Records contained in a dataset

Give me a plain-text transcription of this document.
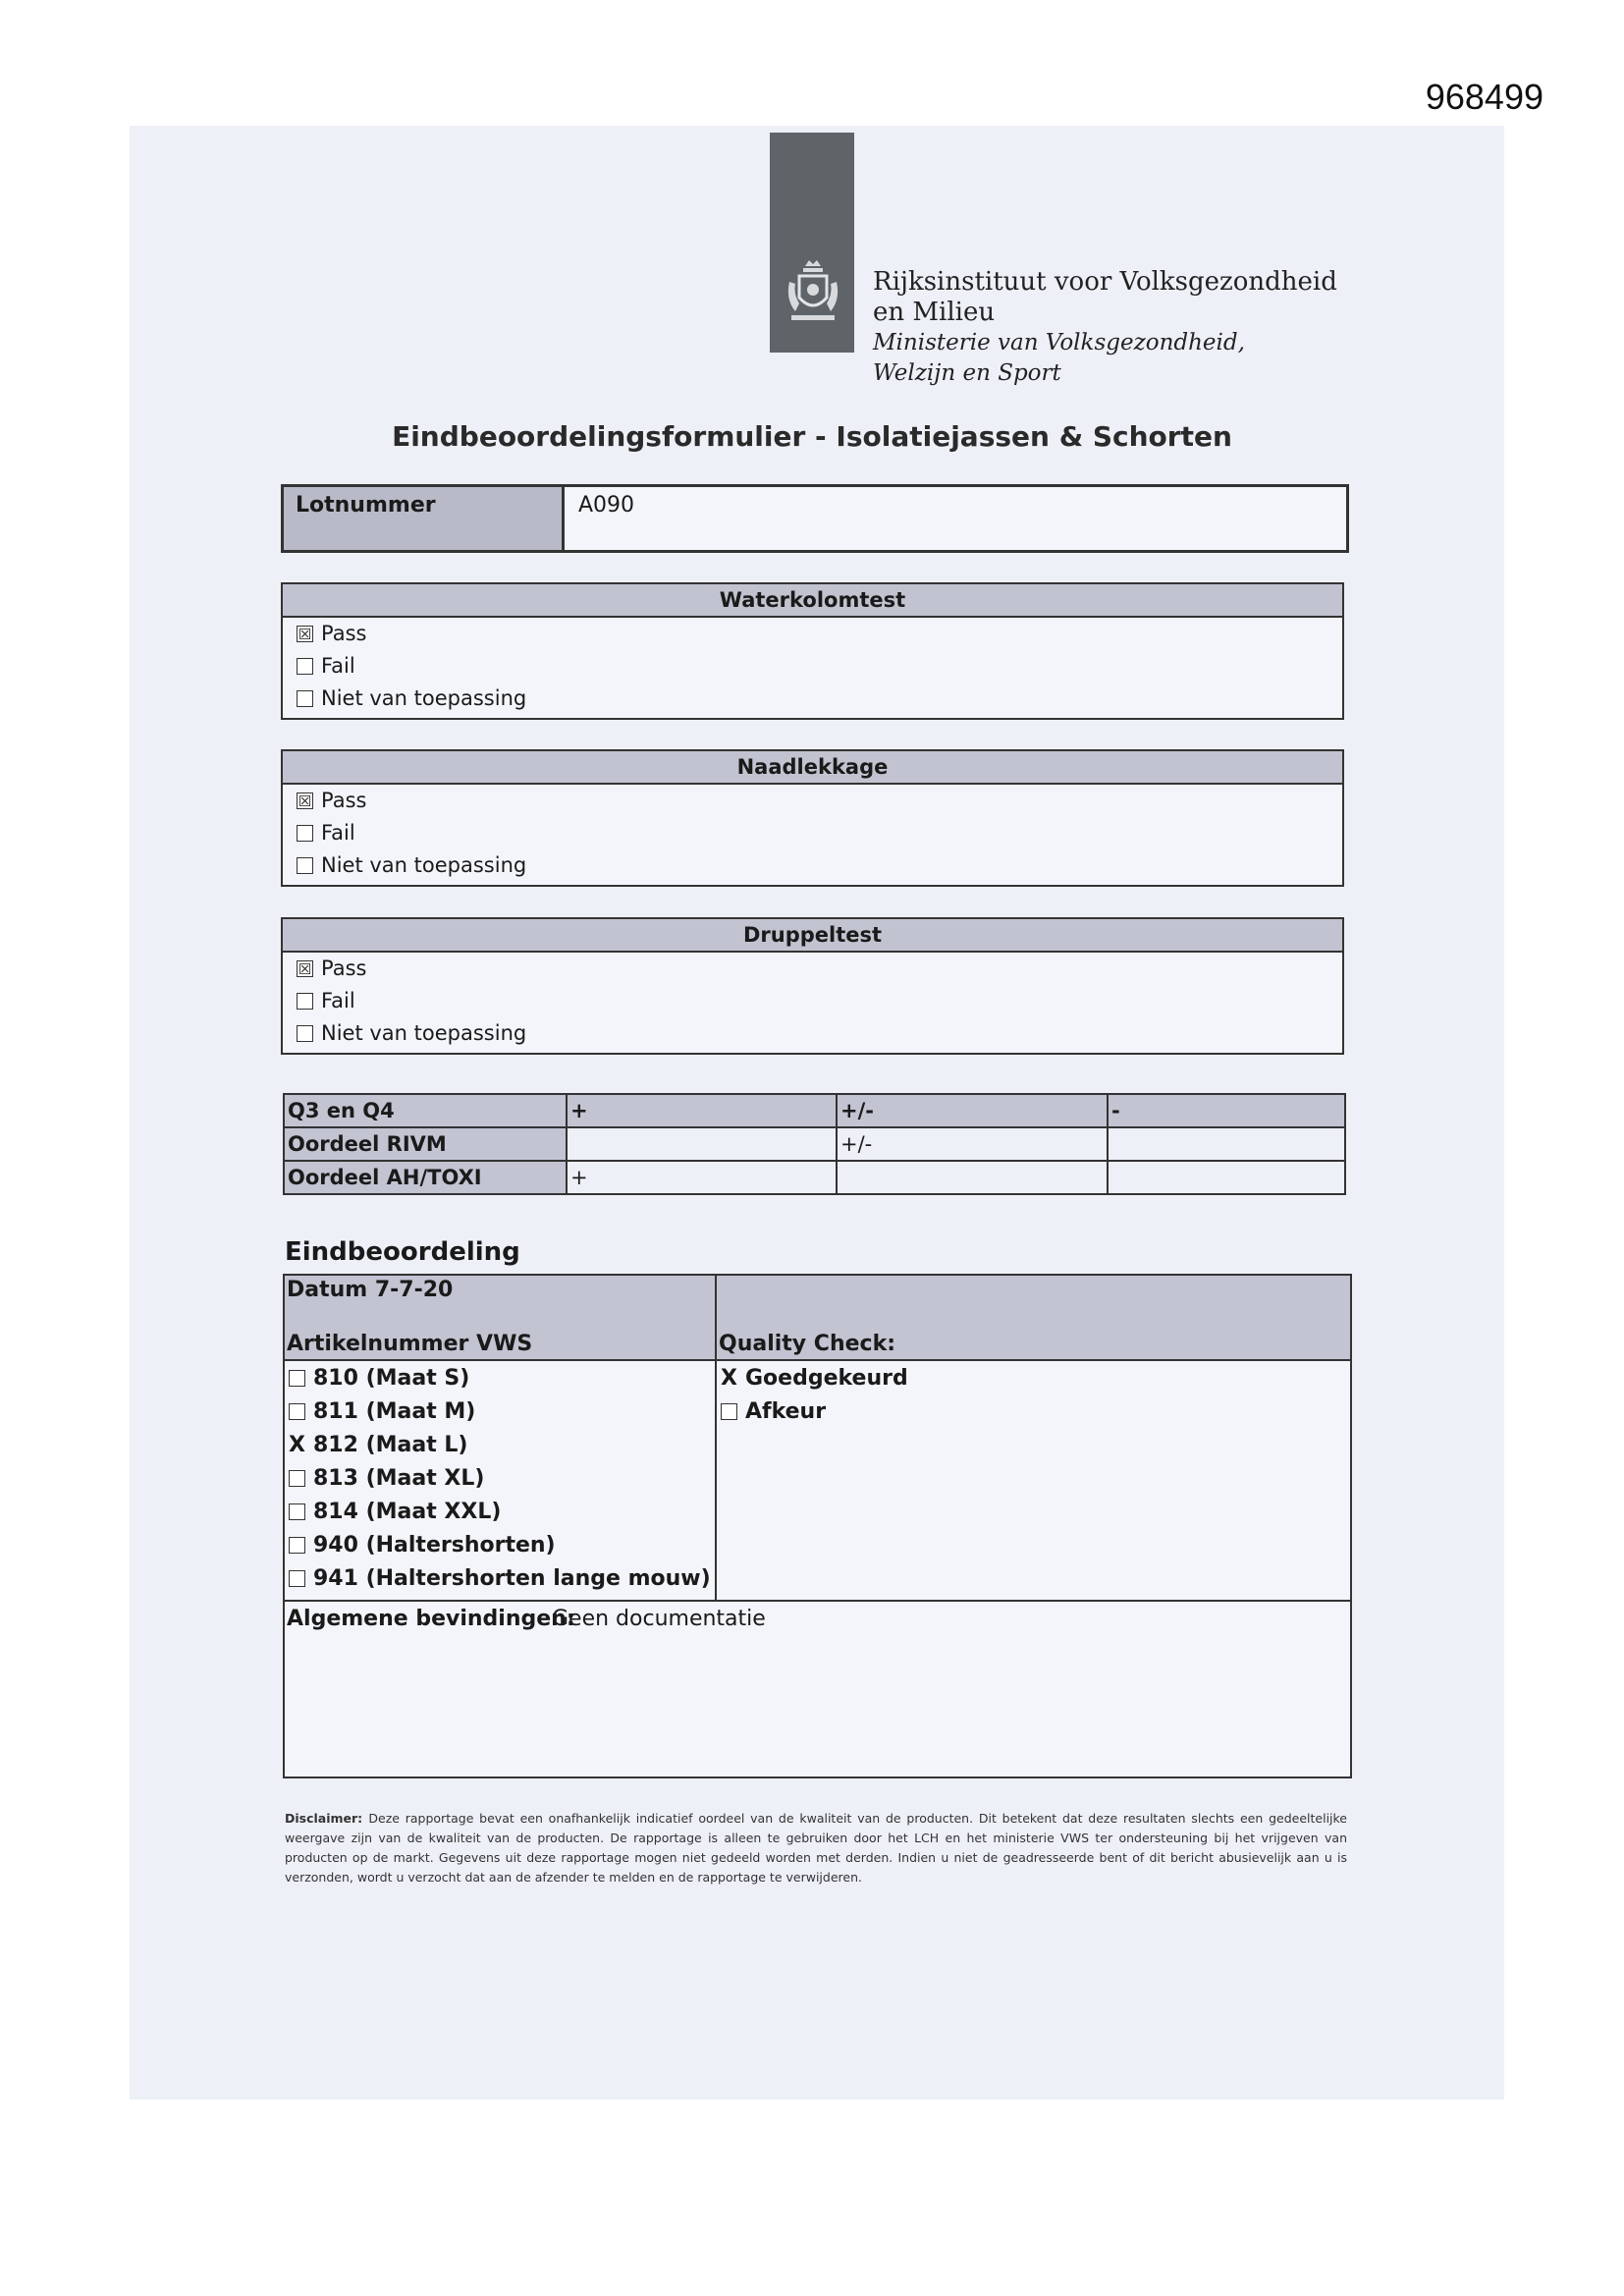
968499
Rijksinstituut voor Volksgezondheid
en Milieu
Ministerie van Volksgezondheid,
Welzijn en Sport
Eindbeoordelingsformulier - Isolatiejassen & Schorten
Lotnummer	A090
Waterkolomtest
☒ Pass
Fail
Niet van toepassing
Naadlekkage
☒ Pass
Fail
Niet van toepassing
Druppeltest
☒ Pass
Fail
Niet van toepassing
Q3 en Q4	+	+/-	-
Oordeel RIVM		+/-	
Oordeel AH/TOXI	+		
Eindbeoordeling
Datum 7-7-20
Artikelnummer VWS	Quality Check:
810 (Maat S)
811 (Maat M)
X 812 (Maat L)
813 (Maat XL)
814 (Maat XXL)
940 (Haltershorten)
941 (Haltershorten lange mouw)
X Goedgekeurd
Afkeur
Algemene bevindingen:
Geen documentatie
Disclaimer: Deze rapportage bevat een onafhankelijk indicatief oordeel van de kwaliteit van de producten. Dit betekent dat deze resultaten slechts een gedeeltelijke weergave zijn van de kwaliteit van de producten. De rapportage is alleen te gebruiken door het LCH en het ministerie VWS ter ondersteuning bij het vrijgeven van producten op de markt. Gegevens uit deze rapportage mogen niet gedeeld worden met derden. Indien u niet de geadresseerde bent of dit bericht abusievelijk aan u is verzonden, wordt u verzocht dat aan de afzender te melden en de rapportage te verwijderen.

* **The problem**
Without including any pictures, output all the entries above exactly.

* **Expected answer**
Give me a plain-text transcription of this document.
968499
Rijksinstituut voor Volksgezondheid
en Milieu
Ministerie van Volksgezondheid,
Welzijn en Sport
Eindbeoordelingsformulier - Isolatiejassen & Schorten
Lotnummer	A090
Waterkolomtest
☒ Pass
Fail
Niet van toepassing
Naadlekkage
☒ Pass
Fail
Niet van toepassing
Druppeltest
☒ Pass
Fail
Niet van toepassing
Q3 en Q4	+	+/-	-
Oordeel RIVM		+/-	
Oordeel AH/TOXI	+		
Eindbeoordeling
Datum 7-7-20
Artikelnummer VWS	Quality Check:
810 (Maat S)
811 (Maat M)
X 812 (Maat L)
813 (Maat XL)
814 (Maat XXL)
940 (Haltershorten)
941 (Haltershorten lange mouw)
X Goedgekeurd
Afkeur
Algemene bevindingen:
Geen documentatie
Disclaimer: Deze rapportage bevat een onafhankelijk indicatief oordeel van de kwaliteit van de producten. Dit betekent dat deze resultaten slechts een gedeeltelijke weergave zijn van de kwaliteit van de producten. De rapportage is alleen te gebruiken door het LCH en het ministerie VWS ter ondersteuning bij het vrijgeven van producten op de markt. Gegevens uit deze rapportage mogen niet gedeeld worden met derden. Indien u niet de geadresseerde bent of dit bericht abusievelijk aan u is verzonden, wordt u verzocht dat aan de afzender te melden en de rapportage te verwijderen.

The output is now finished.